STATED PROBLEM - Collect all lines from the listing that include the string "world".

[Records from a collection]
┄┄┄┄┄┄┄┄┄┄

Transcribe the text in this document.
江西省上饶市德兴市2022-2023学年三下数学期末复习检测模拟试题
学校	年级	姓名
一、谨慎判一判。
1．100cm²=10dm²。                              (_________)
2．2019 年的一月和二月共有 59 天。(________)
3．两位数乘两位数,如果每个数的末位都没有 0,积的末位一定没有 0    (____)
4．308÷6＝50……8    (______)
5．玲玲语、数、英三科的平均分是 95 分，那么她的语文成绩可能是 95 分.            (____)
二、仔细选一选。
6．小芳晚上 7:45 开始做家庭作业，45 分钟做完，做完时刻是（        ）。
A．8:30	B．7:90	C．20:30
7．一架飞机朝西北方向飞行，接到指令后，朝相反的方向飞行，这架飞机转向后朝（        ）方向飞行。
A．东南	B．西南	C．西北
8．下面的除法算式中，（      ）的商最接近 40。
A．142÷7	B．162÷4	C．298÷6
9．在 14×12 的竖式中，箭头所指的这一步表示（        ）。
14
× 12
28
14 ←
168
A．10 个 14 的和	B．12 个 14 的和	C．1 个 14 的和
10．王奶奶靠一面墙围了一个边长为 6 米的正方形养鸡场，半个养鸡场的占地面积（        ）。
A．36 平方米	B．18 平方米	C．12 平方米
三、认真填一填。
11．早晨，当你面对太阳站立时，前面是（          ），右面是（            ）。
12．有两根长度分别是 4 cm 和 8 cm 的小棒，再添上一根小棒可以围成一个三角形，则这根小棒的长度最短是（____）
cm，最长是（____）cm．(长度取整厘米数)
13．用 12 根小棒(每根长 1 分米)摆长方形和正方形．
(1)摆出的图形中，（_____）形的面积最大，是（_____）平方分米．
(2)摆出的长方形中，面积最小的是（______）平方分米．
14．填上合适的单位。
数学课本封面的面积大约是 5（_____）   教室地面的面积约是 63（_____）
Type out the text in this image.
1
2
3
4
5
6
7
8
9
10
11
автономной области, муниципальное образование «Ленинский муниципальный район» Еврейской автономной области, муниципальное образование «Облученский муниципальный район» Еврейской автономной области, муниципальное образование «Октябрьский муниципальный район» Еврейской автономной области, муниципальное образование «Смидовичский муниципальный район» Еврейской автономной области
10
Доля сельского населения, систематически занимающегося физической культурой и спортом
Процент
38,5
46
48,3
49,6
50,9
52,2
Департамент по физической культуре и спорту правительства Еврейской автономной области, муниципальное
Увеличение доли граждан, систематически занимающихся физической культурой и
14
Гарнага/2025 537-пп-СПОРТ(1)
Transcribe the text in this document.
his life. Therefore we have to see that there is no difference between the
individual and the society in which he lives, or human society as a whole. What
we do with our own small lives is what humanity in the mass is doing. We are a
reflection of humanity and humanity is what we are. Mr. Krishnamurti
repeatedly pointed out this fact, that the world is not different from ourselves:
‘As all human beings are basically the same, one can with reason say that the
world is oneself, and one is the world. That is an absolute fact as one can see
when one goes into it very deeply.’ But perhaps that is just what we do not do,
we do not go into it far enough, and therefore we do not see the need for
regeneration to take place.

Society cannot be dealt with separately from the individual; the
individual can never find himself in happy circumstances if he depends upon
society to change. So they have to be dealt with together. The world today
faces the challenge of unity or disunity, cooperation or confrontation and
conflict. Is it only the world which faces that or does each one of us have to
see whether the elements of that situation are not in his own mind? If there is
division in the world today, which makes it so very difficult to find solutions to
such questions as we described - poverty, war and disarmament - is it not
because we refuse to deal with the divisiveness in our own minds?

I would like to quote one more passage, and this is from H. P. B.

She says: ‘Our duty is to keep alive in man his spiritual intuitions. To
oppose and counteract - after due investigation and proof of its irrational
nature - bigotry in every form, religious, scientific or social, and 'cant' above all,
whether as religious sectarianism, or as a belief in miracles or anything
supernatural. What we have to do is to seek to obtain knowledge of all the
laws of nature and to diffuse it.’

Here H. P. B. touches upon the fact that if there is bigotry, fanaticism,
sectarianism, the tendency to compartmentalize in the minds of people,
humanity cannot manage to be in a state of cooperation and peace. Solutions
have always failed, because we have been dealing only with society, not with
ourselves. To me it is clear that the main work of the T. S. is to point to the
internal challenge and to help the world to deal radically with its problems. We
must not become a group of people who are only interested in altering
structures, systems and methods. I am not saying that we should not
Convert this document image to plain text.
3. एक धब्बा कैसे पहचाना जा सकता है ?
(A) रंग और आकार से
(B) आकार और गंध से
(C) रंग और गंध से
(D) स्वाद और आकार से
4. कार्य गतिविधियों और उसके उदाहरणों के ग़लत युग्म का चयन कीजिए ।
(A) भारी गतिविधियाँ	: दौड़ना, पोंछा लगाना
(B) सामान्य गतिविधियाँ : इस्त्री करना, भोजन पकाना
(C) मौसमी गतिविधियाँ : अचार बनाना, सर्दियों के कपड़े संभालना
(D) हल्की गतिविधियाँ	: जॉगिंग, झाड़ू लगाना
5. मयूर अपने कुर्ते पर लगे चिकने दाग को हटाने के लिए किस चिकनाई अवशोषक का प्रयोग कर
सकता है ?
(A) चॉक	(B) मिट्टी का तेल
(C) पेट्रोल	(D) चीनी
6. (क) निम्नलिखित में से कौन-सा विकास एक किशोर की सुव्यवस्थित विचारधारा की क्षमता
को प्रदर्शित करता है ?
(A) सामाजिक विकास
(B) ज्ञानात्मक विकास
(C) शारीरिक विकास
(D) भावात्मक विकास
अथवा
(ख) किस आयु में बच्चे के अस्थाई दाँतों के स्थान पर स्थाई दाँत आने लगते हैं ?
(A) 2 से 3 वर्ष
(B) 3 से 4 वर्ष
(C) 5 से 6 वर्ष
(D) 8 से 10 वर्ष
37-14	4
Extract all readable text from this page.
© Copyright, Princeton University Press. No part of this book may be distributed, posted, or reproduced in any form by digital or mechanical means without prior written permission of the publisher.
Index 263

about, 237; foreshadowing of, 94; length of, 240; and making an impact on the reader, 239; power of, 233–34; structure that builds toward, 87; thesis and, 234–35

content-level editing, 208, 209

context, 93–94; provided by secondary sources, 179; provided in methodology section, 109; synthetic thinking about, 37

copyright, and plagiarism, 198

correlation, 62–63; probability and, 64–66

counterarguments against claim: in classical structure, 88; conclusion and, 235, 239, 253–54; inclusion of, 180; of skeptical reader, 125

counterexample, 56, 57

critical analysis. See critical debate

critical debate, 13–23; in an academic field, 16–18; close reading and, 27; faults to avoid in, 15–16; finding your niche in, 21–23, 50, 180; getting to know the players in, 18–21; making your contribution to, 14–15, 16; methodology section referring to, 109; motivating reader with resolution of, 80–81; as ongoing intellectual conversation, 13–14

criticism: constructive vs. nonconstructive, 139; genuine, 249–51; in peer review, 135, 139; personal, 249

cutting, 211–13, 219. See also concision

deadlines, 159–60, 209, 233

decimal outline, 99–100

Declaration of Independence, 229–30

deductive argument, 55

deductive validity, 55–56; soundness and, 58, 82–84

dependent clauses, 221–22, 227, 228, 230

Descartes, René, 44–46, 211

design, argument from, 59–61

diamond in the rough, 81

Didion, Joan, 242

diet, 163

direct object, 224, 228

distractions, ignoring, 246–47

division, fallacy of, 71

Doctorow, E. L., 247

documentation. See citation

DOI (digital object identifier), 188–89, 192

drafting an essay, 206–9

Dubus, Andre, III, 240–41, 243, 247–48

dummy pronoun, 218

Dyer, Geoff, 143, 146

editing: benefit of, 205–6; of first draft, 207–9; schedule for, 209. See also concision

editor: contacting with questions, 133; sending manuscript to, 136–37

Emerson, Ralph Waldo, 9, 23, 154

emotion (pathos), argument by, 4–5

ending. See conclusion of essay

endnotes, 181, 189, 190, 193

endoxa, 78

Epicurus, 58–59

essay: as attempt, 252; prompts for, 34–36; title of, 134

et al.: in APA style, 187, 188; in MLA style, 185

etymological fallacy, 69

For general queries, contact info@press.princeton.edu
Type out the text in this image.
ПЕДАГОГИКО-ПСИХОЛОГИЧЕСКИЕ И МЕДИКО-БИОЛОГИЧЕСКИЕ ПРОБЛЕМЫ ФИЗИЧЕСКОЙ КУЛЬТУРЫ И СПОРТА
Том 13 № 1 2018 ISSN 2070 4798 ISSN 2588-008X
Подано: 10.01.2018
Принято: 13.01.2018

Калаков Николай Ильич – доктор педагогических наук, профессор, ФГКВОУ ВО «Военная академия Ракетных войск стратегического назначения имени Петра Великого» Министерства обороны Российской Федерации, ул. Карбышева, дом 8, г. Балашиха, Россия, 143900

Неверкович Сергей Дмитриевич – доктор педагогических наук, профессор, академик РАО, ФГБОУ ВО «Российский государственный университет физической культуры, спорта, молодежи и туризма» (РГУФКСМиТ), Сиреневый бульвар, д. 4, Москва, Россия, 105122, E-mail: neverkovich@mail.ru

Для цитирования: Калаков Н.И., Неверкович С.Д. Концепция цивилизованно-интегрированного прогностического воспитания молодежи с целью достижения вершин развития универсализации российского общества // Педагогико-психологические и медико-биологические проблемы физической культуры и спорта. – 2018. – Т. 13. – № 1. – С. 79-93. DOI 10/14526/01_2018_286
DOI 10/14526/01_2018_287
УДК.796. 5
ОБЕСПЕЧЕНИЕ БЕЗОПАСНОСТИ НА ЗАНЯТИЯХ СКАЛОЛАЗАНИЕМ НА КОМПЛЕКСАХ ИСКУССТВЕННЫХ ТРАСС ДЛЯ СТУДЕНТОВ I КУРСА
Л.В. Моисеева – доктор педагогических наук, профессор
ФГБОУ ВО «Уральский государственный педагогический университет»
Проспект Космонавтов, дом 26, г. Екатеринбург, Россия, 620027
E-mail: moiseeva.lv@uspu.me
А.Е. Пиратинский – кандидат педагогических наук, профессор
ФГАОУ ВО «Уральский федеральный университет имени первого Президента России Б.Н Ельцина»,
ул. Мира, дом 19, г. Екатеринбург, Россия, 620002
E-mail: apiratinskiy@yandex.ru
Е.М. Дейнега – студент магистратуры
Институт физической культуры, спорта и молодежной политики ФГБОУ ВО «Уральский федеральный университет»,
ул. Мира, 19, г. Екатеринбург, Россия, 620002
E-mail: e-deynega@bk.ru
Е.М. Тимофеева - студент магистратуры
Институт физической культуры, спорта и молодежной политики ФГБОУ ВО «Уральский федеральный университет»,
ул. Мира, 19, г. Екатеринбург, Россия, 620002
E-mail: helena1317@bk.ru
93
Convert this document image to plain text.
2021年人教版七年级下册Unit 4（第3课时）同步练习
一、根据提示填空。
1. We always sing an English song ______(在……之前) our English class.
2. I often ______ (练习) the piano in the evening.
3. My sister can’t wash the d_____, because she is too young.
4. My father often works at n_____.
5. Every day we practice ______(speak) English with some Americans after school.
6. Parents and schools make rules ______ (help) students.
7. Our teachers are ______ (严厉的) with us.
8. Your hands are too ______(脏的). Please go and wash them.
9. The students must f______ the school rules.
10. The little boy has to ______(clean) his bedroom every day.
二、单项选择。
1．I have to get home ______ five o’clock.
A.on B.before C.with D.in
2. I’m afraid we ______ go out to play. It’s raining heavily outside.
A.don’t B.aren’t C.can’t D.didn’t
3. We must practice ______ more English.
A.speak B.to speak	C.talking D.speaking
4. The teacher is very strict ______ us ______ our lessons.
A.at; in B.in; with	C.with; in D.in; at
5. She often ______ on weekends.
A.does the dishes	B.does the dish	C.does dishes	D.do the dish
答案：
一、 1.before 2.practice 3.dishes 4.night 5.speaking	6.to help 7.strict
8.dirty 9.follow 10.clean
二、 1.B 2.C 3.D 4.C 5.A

┄┄┄┄┄┄┄┄┄┄

TASK OUTPUT -
repeatedly pointed out this fact, that the world is not different from ourselves:
world is oneself, and one is the world. That is an absolute fact as one can see
society to change. So they have to be dealt with together. The world today
conflict. Is it only the world which faces that or does each one of us have to
division in the world today, which makes it so very difficult to find solutions to
internal challenge and to help the world to deal radically with its problems. We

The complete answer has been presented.